**DIRECTION**
Copy the records character for character, from the first line through the line containing "add-step-button[interactable] (1173, 533, 1229, 589)", including both of those lines.

**DATA IN THIS EXERCISE**
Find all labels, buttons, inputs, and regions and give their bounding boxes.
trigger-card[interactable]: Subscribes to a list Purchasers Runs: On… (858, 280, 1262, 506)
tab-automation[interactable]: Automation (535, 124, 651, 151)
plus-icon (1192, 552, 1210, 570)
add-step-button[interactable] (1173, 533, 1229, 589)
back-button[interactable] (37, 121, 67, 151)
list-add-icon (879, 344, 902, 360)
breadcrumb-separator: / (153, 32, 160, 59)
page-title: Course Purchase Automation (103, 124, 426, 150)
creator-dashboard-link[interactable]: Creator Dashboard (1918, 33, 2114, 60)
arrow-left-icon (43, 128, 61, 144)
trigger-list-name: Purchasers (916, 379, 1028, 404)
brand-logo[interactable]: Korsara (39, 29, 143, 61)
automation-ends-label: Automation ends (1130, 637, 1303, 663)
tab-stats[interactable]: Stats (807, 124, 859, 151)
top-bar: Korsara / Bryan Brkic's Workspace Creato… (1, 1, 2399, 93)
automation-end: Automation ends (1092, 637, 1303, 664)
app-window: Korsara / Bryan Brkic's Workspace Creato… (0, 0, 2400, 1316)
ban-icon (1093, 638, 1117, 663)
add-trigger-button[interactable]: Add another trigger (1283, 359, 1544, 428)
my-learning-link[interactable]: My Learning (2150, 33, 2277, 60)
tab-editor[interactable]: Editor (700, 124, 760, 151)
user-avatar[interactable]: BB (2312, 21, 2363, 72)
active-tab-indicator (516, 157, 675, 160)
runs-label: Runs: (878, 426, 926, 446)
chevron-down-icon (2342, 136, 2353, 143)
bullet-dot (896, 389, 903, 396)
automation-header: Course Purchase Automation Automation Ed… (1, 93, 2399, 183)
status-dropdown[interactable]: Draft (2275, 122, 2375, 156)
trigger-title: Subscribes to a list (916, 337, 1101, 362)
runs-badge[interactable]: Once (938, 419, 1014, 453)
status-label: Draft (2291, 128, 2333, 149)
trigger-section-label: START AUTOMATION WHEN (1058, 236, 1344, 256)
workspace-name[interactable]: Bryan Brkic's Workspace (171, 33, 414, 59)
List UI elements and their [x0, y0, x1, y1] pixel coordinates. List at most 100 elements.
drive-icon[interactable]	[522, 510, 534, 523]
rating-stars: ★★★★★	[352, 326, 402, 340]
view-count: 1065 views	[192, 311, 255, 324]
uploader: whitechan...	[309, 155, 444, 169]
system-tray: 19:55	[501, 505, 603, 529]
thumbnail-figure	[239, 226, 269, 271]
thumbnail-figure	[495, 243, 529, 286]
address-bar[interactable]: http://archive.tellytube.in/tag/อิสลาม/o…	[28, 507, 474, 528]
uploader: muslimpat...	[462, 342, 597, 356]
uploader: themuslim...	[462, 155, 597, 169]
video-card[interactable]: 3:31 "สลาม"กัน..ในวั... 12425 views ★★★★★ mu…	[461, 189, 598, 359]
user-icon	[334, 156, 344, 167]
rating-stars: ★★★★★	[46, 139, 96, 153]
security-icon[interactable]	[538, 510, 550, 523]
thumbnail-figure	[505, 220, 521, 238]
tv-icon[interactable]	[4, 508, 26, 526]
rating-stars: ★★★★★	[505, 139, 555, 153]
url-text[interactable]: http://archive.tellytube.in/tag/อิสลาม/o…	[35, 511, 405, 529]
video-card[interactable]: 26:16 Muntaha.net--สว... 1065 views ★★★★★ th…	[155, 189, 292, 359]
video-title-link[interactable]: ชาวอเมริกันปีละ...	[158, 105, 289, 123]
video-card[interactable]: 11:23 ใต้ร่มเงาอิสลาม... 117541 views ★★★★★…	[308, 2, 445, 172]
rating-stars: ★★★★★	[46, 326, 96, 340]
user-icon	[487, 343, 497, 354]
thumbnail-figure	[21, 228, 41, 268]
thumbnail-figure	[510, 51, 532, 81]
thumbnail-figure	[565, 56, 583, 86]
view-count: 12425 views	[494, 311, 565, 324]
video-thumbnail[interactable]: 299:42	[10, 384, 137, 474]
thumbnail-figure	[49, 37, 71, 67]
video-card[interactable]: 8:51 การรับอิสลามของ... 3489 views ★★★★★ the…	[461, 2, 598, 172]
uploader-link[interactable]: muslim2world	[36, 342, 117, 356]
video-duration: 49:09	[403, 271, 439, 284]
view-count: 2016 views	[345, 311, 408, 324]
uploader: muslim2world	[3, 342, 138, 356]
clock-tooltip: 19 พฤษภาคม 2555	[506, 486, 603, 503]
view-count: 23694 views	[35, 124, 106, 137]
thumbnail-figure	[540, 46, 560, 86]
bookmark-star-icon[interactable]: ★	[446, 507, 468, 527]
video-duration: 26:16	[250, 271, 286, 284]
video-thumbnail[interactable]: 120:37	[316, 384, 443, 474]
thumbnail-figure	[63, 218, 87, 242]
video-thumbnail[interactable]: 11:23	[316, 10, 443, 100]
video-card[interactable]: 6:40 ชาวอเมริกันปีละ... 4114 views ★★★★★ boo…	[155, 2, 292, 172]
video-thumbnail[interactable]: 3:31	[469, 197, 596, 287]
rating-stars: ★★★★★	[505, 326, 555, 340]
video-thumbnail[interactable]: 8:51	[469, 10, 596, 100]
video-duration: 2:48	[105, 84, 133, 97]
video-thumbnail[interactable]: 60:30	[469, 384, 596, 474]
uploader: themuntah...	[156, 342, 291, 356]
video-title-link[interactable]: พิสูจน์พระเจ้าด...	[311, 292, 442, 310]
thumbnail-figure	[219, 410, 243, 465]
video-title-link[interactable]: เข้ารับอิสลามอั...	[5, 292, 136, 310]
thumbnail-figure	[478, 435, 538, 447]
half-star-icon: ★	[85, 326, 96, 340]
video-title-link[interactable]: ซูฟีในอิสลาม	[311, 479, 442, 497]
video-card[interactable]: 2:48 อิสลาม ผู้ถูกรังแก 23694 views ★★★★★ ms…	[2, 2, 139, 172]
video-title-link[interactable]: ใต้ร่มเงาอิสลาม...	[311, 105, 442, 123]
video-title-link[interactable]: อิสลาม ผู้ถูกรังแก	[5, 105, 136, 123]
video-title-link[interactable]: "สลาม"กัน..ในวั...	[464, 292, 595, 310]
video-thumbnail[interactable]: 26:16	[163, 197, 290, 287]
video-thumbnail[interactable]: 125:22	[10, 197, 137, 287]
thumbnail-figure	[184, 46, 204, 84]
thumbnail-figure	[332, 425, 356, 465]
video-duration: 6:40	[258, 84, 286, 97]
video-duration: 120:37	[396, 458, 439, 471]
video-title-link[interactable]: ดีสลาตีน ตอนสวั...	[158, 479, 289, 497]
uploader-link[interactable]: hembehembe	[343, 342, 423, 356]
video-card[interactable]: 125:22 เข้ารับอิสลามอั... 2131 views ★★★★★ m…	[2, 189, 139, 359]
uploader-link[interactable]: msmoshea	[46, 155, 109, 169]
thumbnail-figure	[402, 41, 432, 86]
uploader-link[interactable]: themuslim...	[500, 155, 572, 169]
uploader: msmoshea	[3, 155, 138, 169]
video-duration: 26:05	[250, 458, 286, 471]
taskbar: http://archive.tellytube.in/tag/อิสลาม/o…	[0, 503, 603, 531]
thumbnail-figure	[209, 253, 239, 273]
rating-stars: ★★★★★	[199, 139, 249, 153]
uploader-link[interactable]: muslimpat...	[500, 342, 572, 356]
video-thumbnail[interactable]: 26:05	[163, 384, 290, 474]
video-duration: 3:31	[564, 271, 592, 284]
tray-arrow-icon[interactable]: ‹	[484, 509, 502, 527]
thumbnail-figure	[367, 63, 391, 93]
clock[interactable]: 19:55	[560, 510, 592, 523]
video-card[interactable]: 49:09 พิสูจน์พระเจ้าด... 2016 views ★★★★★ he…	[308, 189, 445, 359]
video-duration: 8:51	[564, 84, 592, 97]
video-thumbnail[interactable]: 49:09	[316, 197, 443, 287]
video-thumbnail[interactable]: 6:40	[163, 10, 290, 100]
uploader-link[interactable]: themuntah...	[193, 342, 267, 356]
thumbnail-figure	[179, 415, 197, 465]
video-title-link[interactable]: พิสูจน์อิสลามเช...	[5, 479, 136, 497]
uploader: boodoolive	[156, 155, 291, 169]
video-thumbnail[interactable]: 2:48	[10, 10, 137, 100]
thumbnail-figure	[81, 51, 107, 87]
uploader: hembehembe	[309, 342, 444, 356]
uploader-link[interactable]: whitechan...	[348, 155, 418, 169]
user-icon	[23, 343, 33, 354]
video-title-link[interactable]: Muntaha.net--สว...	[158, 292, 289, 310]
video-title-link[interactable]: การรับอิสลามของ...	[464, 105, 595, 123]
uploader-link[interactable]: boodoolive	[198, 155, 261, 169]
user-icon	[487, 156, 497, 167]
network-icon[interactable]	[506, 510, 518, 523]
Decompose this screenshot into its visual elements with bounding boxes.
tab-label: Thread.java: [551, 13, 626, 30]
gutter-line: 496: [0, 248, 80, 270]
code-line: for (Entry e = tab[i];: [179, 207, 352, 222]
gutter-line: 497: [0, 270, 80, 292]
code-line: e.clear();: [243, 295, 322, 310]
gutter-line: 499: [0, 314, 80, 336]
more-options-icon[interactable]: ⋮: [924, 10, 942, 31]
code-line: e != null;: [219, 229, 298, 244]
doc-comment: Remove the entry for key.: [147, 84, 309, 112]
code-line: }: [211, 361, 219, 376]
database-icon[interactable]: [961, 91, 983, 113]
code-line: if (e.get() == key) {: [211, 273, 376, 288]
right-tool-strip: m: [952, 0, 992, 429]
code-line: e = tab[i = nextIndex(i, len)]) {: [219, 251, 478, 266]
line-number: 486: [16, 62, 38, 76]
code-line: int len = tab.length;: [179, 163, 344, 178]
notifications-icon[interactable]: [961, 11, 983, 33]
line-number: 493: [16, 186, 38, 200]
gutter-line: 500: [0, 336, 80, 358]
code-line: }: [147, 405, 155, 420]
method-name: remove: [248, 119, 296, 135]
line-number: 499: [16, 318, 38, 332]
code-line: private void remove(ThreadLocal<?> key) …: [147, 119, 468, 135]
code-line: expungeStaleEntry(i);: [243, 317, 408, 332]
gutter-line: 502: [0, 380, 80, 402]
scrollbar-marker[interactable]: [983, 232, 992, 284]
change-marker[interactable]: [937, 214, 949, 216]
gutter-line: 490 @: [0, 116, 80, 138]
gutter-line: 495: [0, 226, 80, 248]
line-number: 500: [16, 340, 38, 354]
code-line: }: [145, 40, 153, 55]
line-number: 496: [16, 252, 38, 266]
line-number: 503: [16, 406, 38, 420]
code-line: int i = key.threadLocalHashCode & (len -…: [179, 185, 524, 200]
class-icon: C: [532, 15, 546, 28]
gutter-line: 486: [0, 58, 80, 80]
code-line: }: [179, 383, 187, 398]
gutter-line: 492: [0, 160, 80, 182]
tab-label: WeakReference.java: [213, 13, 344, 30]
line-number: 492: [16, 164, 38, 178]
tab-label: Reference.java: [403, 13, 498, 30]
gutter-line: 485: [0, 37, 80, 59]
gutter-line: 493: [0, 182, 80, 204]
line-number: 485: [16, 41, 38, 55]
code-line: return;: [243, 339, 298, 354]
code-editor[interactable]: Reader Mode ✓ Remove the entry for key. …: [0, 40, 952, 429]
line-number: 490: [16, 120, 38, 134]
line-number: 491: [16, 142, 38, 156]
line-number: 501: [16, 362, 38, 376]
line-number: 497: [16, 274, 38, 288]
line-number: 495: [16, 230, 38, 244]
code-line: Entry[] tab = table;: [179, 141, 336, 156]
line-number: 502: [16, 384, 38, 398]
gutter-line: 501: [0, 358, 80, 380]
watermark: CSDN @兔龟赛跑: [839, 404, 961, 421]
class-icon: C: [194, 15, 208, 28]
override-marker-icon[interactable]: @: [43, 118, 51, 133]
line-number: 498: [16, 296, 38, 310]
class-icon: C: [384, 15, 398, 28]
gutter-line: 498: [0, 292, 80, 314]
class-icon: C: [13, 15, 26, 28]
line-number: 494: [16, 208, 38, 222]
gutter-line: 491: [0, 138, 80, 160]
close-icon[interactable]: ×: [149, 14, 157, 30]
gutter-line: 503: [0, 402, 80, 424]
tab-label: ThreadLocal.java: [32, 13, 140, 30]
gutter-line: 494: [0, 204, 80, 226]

**TASK RESPONSE**
Find all labels, buttons, inputs, and regions and give their bounding boxes.
trigger-card[interactable]: Subscribes to a list Purchasers Runs: On… (858, 280, 1262, 506)
tab-automation[interactable]: Automation (535, 124, 651, 151)
plus-icon (1192, 552, 1210, 570)
add-step-button[interactable] (1173, 533, 1229, 589)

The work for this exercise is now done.